- **SET TASK 1**: Starting at the top of the listing, copy each line word for word, ending after the line that contains "control-center-indicator[interactable] [932, 116, 1074, 123]".

- **TEXT**:
-- BEGIN --
"Down That Road" is a song by British singer-songwriter Shara Nelson, released July 1993 on Cooltempo Records as the debut single from her first solo album, What Silence Knows (1993). It peaked at number 19 on the UK Singles Chart, reached number one on the European Dance Radio Chart, and became a top-20 hit on the US Billboard Hot Dance Club Play chart.

Critical reception
In his weekly UK chart commentary, James Masterton wrote, "Shara Nelson makes her Top 40 debut with a fairly standard piece of pop-soul but with continued airplay may well breach the Top 10 if she is lucky." Andy Beevers from Music Week gave it four out of five, describing it as "a classy song that grows in stature the more you hear it." He added, "Paul Oakenfold and Steve Osborne's Perfecto Mix is surprisingly funky while Frankie Foncett opts for the soulful vocals. It has been getting a positive club reaction, but its chart potential will dépend more on radio exposure." Brad Beatnik from the RM Dance Update wrote, "Strings, horns, funky keys and thumping rhythms are the hallmarks of this classy debut by the former Massive vocalist." He declared it as "poppy". Another editor, James Hamilton, declared it as a "plaintive Massive Attack girl's subtle anti-segregation message".

Track listings
 UK CD single (7243 8 80730 2 8)
-- END --
- **SET TASK 2**: In the text on "Down That Road," what did James Masterton say could lift the song into the Top 10?

- **DATA RECORDS**:
-- BEGIN --
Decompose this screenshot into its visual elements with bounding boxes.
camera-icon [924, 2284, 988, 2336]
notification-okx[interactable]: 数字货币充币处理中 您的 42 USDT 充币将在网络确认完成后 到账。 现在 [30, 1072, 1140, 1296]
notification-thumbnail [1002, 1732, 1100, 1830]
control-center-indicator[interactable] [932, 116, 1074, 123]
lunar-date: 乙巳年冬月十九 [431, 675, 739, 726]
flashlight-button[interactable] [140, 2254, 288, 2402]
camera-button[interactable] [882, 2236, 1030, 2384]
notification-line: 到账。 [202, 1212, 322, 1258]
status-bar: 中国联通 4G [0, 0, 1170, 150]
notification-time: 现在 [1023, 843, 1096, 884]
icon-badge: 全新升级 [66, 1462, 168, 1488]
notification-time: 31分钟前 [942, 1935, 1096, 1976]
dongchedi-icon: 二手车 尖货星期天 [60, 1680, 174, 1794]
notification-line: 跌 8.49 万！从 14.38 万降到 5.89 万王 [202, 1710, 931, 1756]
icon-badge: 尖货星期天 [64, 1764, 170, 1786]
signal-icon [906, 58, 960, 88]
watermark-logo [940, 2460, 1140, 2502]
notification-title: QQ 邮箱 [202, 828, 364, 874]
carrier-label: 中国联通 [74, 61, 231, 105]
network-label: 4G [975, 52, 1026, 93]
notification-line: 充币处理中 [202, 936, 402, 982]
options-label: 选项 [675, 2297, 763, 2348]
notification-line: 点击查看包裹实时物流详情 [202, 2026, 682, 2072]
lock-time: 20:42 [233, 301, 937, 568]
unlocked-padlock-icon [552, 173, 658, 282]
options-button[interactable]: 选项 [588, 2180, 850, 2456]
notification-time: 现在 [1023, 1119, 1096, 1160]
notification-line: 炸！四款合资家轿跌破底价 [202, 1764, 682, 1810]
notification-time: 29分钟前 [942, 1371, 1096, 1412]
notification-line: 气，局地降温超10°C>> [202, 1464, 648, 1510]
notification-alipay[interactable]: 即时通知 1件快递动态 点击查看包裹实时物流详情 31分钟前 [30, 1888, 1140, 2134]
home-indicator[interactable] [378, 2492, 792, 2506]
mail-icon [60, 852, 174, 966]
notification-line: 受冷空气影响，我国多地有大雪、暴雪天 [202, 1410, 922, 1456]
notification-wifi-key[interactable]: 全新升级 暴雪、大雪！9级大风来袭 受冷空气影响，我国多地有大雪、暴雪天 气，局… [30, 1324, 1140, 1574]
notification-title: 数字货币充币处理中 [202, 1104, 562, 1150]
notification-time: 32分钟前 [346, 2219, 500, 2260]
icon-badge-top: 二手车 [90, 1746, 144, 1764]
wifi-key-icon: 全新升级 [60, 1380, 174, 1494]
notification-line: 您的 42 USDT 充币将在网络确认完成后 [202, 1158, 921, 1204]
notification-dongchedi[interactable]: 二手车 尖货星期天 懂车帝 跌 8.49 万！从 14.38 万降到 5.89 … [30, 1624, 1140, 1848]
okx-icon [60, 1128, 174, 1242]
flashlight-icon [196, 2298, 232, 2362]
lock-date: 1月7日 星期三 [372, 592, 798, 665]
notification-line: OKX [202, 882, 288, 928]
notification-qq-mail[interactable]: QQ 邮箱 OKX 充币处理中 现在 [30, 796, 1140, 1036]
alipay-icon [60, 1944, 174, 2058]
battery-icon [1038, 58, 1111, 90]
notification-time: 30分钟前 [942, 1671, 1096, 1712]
-- END --
- **FULL RESPONSE 1**:
Decompose this screenshot into its visual elements with bounding boxes.
camera-icon [924, 2284, 988, 2336]
notification-okx[interactable]: 数字货币充币处理中 您的 42 USDT 充币将在网络确认完成后 到账。 现在 [30, 1072, 1140, 1296]
notification-thumbnail [1002, 1732, 1100, 1830]
control-center-indicator[interactable] [932, 116, 1074, 123]

- **FULL RESPONSE 2**: Masterton said the song might break into the Top 10 with continued airplay, if it was lucky.